INPUT DATA
================
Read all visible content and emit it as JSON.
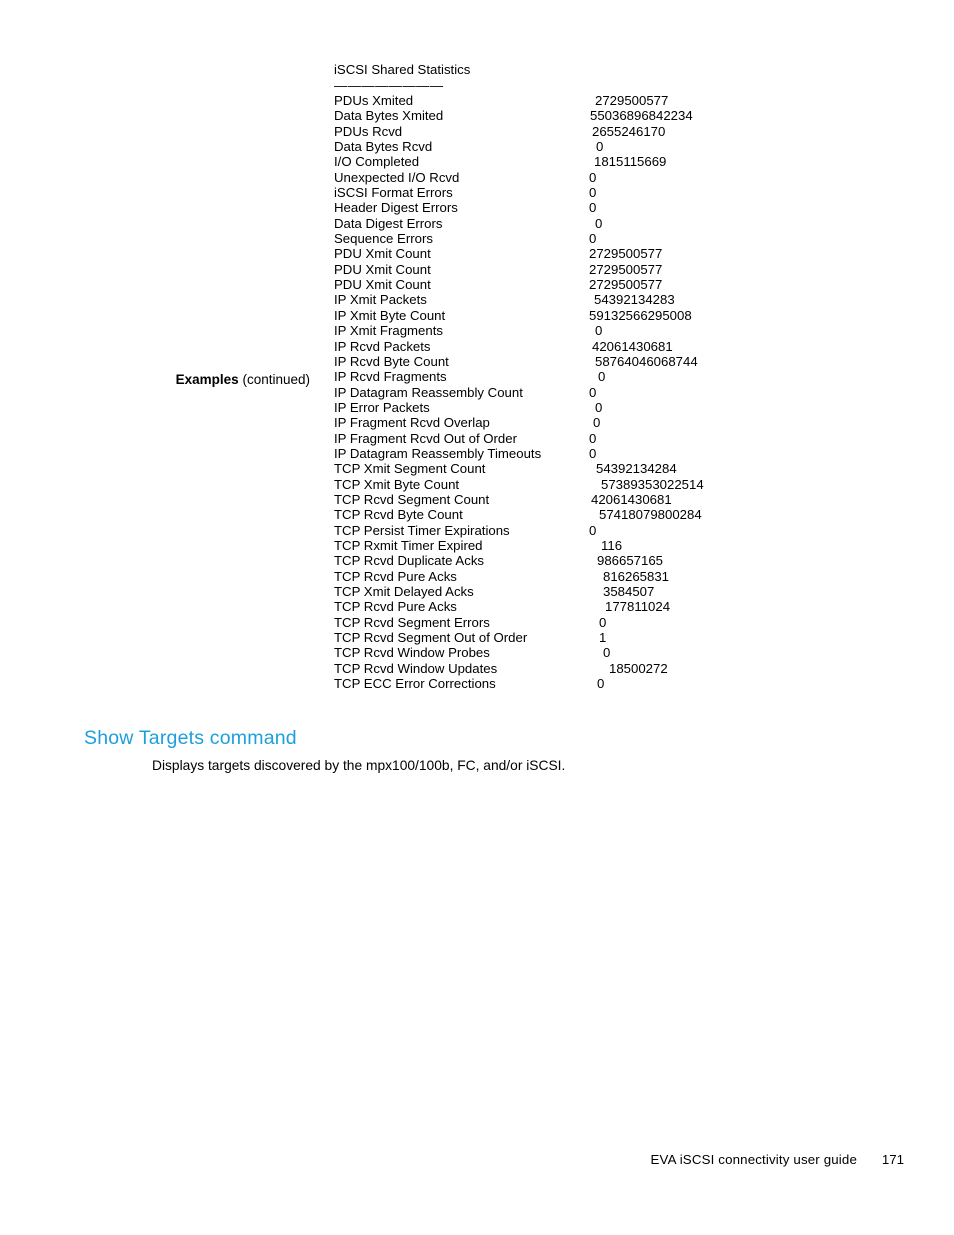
{
  "document": {
    "footer_title": "EVA iSCSI connectivity user guide",
    "page_number": "171"
  },
  "margin_label": {
    "strong": "Examples",
    "rest": " (continued)"
  },
  "listing": {
    "title": "iSCSI Shared Statistics",
    "rule": "————————",
    "rows": [
      {
        "key": "PDUs Xmited",
        "value": "2729500577",
        "value_x": 595
      },
      {
        "key": "Data Bytes Xmited",
        "value": "55036896842234",
        "value_x": 590
      },
      {
        "key": "PDUs Rcvd",
        "value": "2655246170",
        "value_x": 592
      },
      {
        "key": "Data Bytes Rcvd",
        "value": "0",
        "value_x": 596
      },
      {
        "key": "I/O Completed",
        "value": "1815115669",
        "value_x": 594
      },
      {
        "key": "Unexpected I/O Rcvd",
        "value": "0",
        "value_x": 589
      },
      {
        "key": "iSCSI Format Errors",
        "value": "0",
        "value_x": 589
      },
      {
        "key": "Header Digest Errors",
        "value": "0",
        "value_x": 589
      },
      {
        "key": "Data Digest Errors",
        "value": "0",
        "value_x": 595
      },
      {
        "key": "Sequence Errors",
        "value": "0",
        "value_x": 589
      },
      {
        "key": "PDU Xmit Count",
        "value": "2729500577",
        "value_x": 589
      },
      {
        "key": "PDU Xmit Count",
        "value": "2729500577",
        "value_x": 589
      },
      {
        "key": "PDU Xmit Count",
        "value": "2729500577",
        "value_x": 589
      },
      {
        "key": "IP Xmit Packets",
        "value": "54392134283",
        "value_x": 594
      },
      {
        "key": "IP Xmit Byte Count",
        "value": "59132566295008",
        "value_x": 589
      },
      {
        "key": "IP Xmit Fragments",
        "value": "0",
        "value_x": 595
      },
      {
        "key": "IP Rcvd Packets",
        "value": "42061430681",
        "value_x": 592
      },
      {
        "key": "IP Rcvd Byte Count",
        "value": "58764046068744",
        "value_x": 595
      },
      {
        "key": "IP Rcvd Fragments",
        "value": "0",
        "value_x": 598
      },
      {
        "key": "IP Datagram Reassembly Count",
        "value": "0",
        "value_x": 589
      },
      {
        "key": "IP Error Packets",
        "value": "0",
        "value_x": 595
      },
      {
        "key": "IP Fragment Rcvd Overlap",
        "value": "0",
        "value_x": 593
      },
      {
        "key": "IP Fragment Rcvd Out of Order",
        "value": "0",
        "value_x": 589
      },
      {
        "key": "IP Datagram Reassembly Timeouts",
        "value": "0",
        "value_x": 589
      },
      {
        "key": "TCP Xmit Segment Count",
        "value": "54392134284",
        "value_x": 596
      },
      {
        "key": "TCP Xmit Byte Count",
        "value": "57389353022514",
        "value_x": 601
      },
      {
        "key": "TCP Rcvd Segment Count",
        "value": "42061430681",
        "value_x": 591
      },
      {
        "key": "TCP Rcvd Byte Count",
        "value": "57418079800284",
        "value_x": 599
      },
      {
        "key": "TCP Persist Timer Expirations",
        "value": "0",
        "value_x": 589
      },
      {
        "key": "TCP Rxmit Timer Expired",
        "value": "116",
        "value_x": 601
      },
      {
        "key": "TCP Rcvd Duplicate Acks",
        "value": "986657165",
        "value_x": 597
      },
      {
        "key": "TCP Rcvd Pure Acks",
        "value": "816265831",
        "value_x": 603
      },
      {
        "key": "TCP Xmit Delayed Acks",
        "value": "3584507",
        "value_x": 603
      },
      {
        "key": "TCP Rcvd Pure Acks",
        "value": "177811024",
        "value_x": 605
      },
      {
        "key": "TCP Rcvd Segment Errors",
        "value": "0",
        "value_x": 599
      },
      {
        "key": "TCP Rcvd Segment Out of Order",
        "value": "1",
        "value_x": 599
      },
      {
        "key": "TCP Rcvd Window Probes",
        "value": "0",
        "value_x": 603
      },
      {
        "key": "TCP Rcvd Window Updates",
        "value": "18500272",
        "value_x": 609
      },
      {
        "key": "TCP ECC Error Corrections",
        "value": "0",
        "value_x": 597
      }
    ]
  },
  "section": {
    "heading": "Show Targets command",
    "paragraph": "Displays targets discovered by the mpx100/100b, FC, and/or iSCSI."
  },
  "colors": {
    "heading_blue": "#1CA0DC",
    "body_text": "#000000",
    "page_background": "#FFFFFF"
  }
}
================
WORK INSTRUCTIONS
Print out the material word for word, omitting the pictures.

EXPECTED ANSWER
Read all visible content and emit it as JSON.
{
  "document": {
    "footer_title": "EVA iSCSI connectivity user guide",
    "page_number": "171"
  },
  "margin_label": {
    "strong": "Examples",
    "rest": " (continued)"
  },
  "listing": {
    "title": "iSCSI Shared Statistics",
    "rule": "————————",
    "rows": [
      {
        "key": "PDUs Xmited",
        "value": "2729500577",
        "value_x": 595
      },
      {
        "key": "Data Bytes Xmited",
        "value": "55036896842234",
        "value_x": 590
      },
      {
        "key": "PDUs Rcvd",
        "value": "2655246170",
        "value_x": 592
      },
      {
        "key": "Data Bytes Rcvd",
        "value": "0",
        "value_x": 596
      },
      {
        "key": "I/O Completed",
        "value": "1815115669",
        "value_x": 594
      },
      {
        "key": "Unexpected I/O Rcvd",
        "value": "0",
        "value_x": 589
      },
      {
        "key": "iSCSI Format Errors",
        "value": "0",
        "value_x": 589
      },
      {
        "key": "Header Digest Errors",
        "value": "0",
        "value_x": 589
      },
      {
        "key": "Data Digest Errors",
        "value": "0",
        "value_x": 595
      },
      {
        "key": "Sequence Errors",
        "value": "0",
        "value_x": 589
      },
      {
        "key": "PDU Xmit Count",
        "value": "2729500577",
        "value_x": 589
      },
      {
        "key": "PDU Xmit Count",
        "value": "2729500577",
        "value_x": 589
      },
      {
        "key": "PDU Xmit Count",
        "value": "2729500577",
        "value_x": 589
      },
      {
        "key": "IP Xmit Packets",
        "value": "54392134283",
        "value_x": 594
      },
      {
        "key": "IP Xmit Byte Count",
        "value": "59132566295008",
        "value_x": 589
      },
      {
        "key": "IP Xmit Fragments",
        "value": "0",
        "value_x": 595
      },
      {
        "key": "IP Rcvd Packets",
        "value": "42061430681",
        "value_x": 592
      },
      {
        "key": "IP Rcvd Byte Count",
        "value": "58764046068744",
        "value_x": 595
      },
      {
        "key": "IP Rcvd Fragments",
        "value": "0",
        "value_x": 598
      },
      {
        "key": "IP Datagram Reassembly Count",
        "value": "0",
        "value_x": 589
      },
      {
        "key": "IP Error Packets",
        "value": "0",
        "value_x": 595
      },
      {
        "key": "IP Fragment Rcvd Overlap",
        "value": "0",
        "value_x": 593
      },
      {
        "key": "IP Fragment Rcvd Out of Order",
        "value": "0",
        "value_x": 589
      },
      {
        "key": "IP Datagram Reassembly Timeouts",
        "value": "0",
        "value_x": 589
      },
      {
        "key": "TCP Xmit Segment Count",
        "value": "54392134284",
        "value_x": 596
      },
      {
        "key": "TCP Xmit Byte Count",
        "value": "57389353022514",
        "value_x": 601
      },
      {
        "key": "TCP Rcvd Segment Count",
        "value": "42061430681",
        "value_x": 591
      },
      {
        "key": "TCP Rcvd Byte Count",
        "value": "57418079800284",
        "value_x": 599
      },
      {
        "key": "TCP Persist Timer Expirations",
        "value": "0",
        "value_x": 589
      },
      {
        "key": "TCP Rxmit Timer Expired",
        "value": "116",
        "value_x": 601
      },
      {
        "key": "TCP Rcvd Duplicate Acks",
        "value": "986657165",
        "value_x": 597
      },
      {
        "key": "TCP Rcvd Pure Acks",
        "value": "816265831",
        "value_x": 603
      },
      {
        "key": "TCP Xmit Delayed Acks",
        "value": "3584507",
        "value_x": 603
      },
      {
        "key": "TCP Rcvd Pure Acks",
        "value": "177811024",
        "value_x": 605
      },
      {
        "key": "TCP Rcvd Segment Errors",
        "value": "0",
        "value_x": 599
      },
      {
        "key": "TCP Rcvd Segment Out of Order",
        "value": "1",
        "value_x": 599
      },
      {
        "key": "TCP Rcvd Window Probes",
        "value": "0",
        "value_x": 603
      },
      {
        "key": "TCP Rcvd Window Updates",
        "value": "18500272",
        "value_x": 609
      },
      {
        "key": "TCP ECC Error Corrections",
        "value": "0",
        "value_x": 597
      }
    ]
  },
  "section": {
    "heading": "Show Targets command",
    "paragraph": "Displays targets discovered by the mpx100/100b, FC, and/or iSCSI."
  },
  "colors": {
    "heading_blue": "#1CA0DC",
    "body_text": "#000000",
    "page_background": "#FFFFFF"
  }
}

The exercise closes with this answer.